Collected data
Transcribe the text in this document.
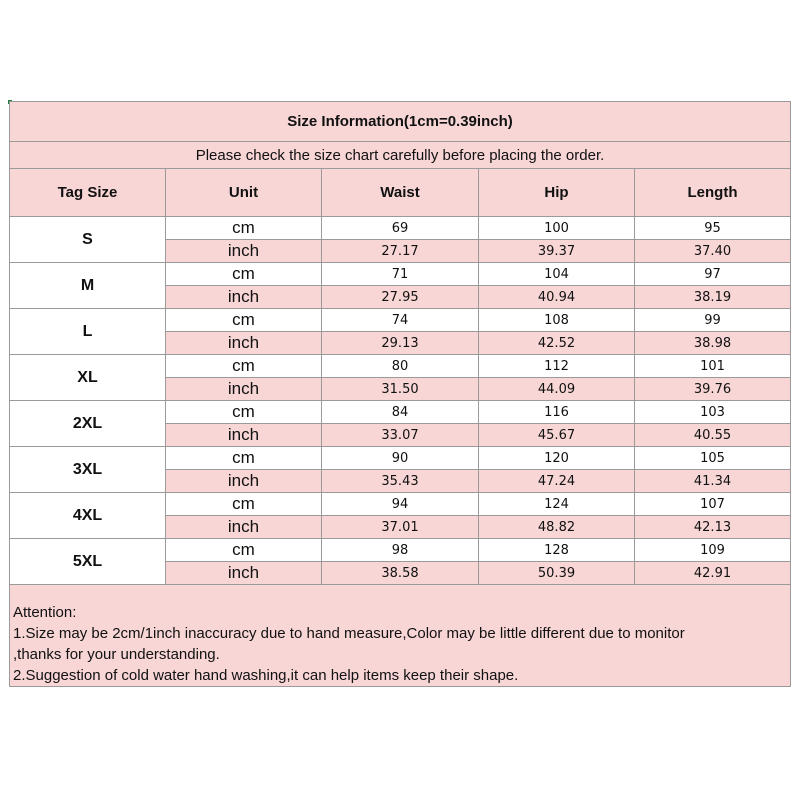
Size Information(1cm=0.39inch)				
Please check the size chart carefully before placing the order.				
Tag Size	Unit	Waist	Hip	Length
S	cm	69	100	95
	inch	27.17	39.37	37.40
M	cm	71	104	97
	inch	27.95	40.94	38.19
L	cm	74	108	99
	inch	29.13	42.52	38.98
XL	cm	80	112	101
	inch	31.50	44.09	39.76
2XL	cm	84	116	103
	inch	33.07	45.67	40.55
3XL	cm	90	120	105
	inch	35.43	47.24	41.34
4XL	cm	94	124	107
	inch	37.01	48.82	42.13
5XL	cm	98	128	109
	inch	38.58	50.39	42.91

Attention:
1.Size may be 2cm/1inch inaccuracy due to hand measure,Color may be little different due to monitor
,thanks for your understanding.
2.Suggestion of cold water hand washing,it can help items keep their shape.				
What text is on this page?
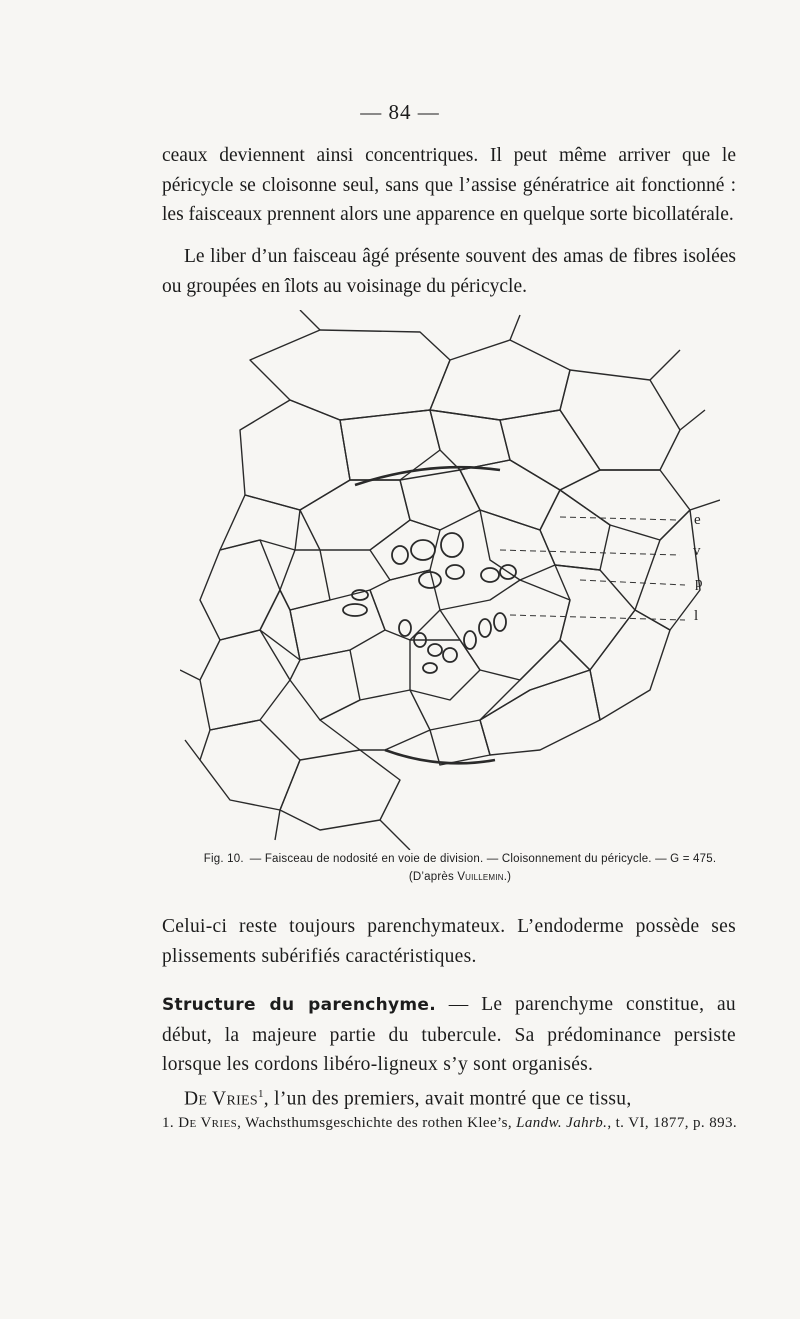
— 84 —

ceaux deviennent ainsi concentriques. Il peut même arriver que le péricycle se cloisonne seul, sans que l’assise génératrice ait fonctionné : les faisceaux prennent alors une apparence en quelque sorte bicollatérale.

Le liber d’un faisceau âgé présente souvent des amas de fibres isolées ou groupées en îlots au voisinage du péricycle.

e
v
p
l
Fig. 10. — Faisceau de nodosité en voie de division. — Cloisonnement du péricycle. — G = 475.
(D’après Vuillemin.)

Celui-ci reste toujours parenchymateux. L’endoderme possède ses plissements subérifiés caractéristiques.

Structure du parenchyme. — Le parenchyme constitue, au début, la majeure partie du tubercule. Sa prédominance persiste lorsque les cordons libéro-ligneux s’y sont organisés.
De Vries$^1$, l’un des premiers, avait montré que ce tissu,

1. De Vries, Wachsthumsgeschichte des rothen Klee’s, Landw. Jahrb., t. VI, 1877, p. 893.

→ WRITTEN EXERCISE
Give the number of lines in the records above that contain the word "hand". Reply with that number alone.

→ SOLUTION FOR THIS PROBLEM
2